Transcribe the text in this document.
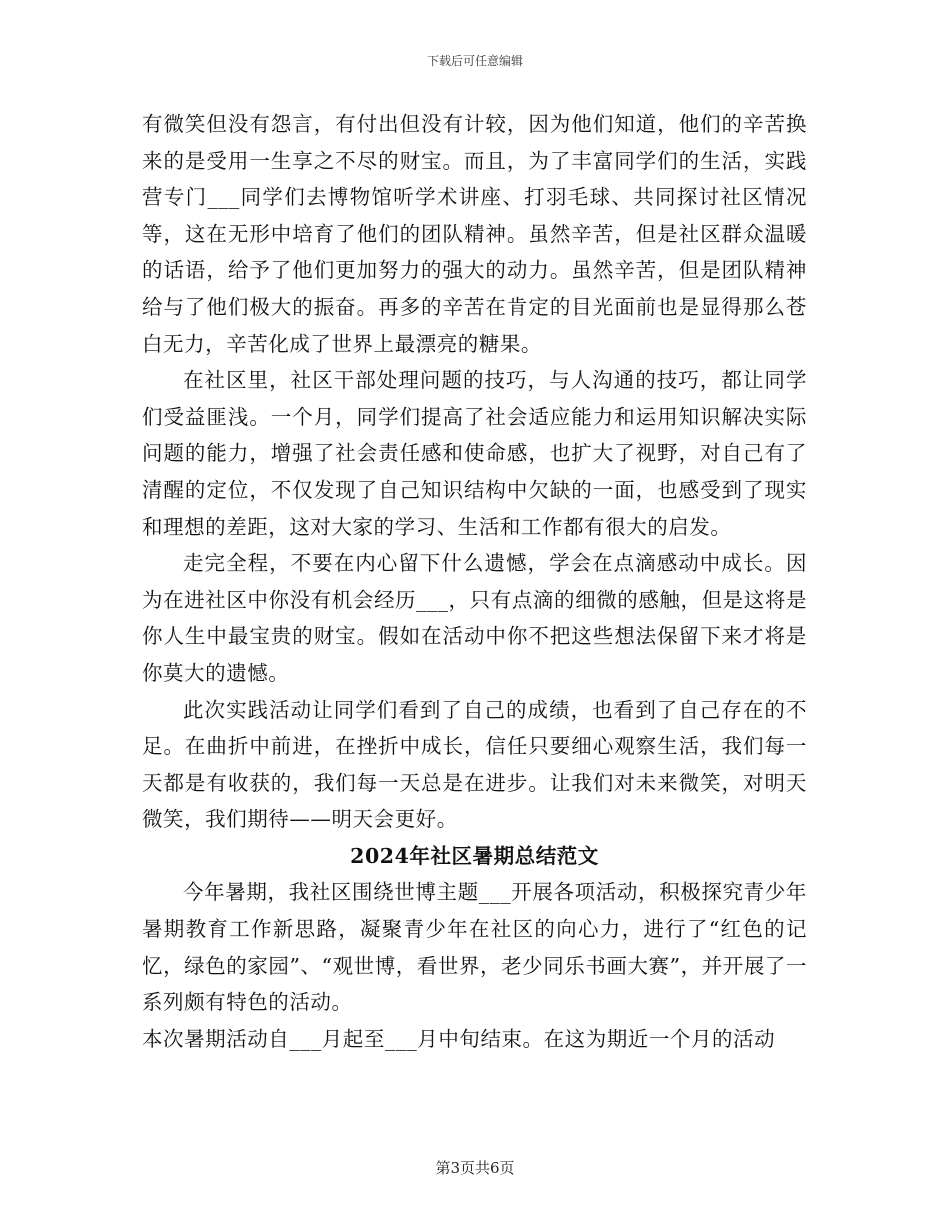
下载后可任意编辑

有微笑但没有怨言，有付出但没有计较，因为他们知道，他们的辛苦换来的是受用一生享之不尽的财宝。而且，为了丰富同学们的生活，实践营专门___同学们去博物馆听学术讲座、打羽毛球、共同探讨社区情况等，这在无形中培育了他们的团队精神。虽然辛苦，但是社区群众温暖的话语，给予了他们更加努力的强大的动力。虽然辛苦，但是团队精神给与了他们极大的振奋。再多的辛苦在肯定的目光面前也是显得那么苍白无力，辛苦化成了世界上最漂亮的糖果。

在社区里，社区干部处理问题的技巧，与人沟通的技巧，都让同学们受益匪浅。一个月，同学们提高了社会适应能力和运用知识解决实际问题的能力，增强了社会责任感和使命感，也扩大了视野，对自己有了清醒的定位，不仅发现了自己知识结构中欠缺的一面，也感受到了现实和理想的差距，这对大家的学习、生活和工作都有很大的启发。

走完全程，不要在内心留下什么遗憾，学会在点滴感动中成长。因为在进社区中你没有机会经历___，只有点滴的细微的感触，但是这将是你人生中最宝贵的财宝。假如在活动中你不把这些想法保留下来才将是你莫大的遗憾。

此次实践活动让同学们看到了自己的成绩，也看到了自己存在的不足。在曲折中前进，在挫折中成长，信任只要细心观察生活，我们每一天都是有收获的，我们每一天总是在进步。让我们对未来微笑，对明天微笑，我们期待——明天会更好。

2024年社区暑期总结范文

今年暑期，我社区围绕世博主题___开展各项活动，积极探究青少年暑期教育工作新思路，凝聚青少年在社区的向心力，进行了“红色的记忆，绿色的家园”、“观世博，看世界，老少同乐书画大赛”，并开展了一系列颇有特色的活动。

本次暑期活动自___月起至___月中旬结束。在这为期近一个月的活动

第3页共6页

☆ ☆ ☆ ☆ ☆ ☆ ☆

SET PROBLEM -> Transcribe all the records above word for word, without their images.

WRITTEN ANSWER ->
Transcribe the text in this document.
下载后可任意编辑

有微笑但没有怨言，有付出但没有计较，因为他们知道，他们的辛苦换来的是受用一生享之不尽的财宝。而且，为了丰富同学们的生活，实践营专门___同学们去博物馆听学术讲座、打羽毛球、共同探讨社区情况等，这在无形中培育了他们的团队精神。虽然辛苦，但是社区群众温暖的话语，给予了他们更加努力的强大的动力。虽然辛苦，但是团队精神给与了他们极大的振奋。再多的辛苦在肯定的目光面前也是显得那么苍白无力，辛苦化成了世界上最漂亮的糖果。

在社区里，社区干部处理问题的技巧，与人沟通的技巧，都让同学们受益匪浅。一个月，同学们提高了社会适应能力和运用知识解决实际问题的能力，增强了社会责任感和使命感，也扩大了视野，对自己有了清醒的定位，不仅发现了自己知识结构中欠缺的一面，也感受到了现实和理想的差距，这对大家的学习、生活和工作都有很大的启发。

走完全程，不要在内心留下什么遗憾，学会在点滴感动中成长。因为在进社区中你没有机会经历___，只有点滴的细微的感触，但是这将是你人生中最宝贵的财宝。假如在活动中你不把这些想法保留下来才将是你莫大的遗憾。

此次实践活动让同学们看到了自己的成绩，也看到了自己存在的不足。在曲折中前进，在挫折中成长，信任只要细心观察生活，我们每一天都是有收获的，我们每一天总是在进步。让我们对未来微笑，对明天微笑，我们期待——明天会更好。

2024年社区暑期总结范文

今年暑期，我社区围绕世博主题___开展各项活动，积极探究青少年暑期教育工作新思路，凝聚青少年在社区的向心力，进行了“红色的记忆，绿色的家园”、“观世博，看世界，老少同乐书画大赛”，并开展了一系列颇有特色的活动。

本次暑期活动自___月起至___月中旬结束。在这为期近一个月的活动

第3页共6页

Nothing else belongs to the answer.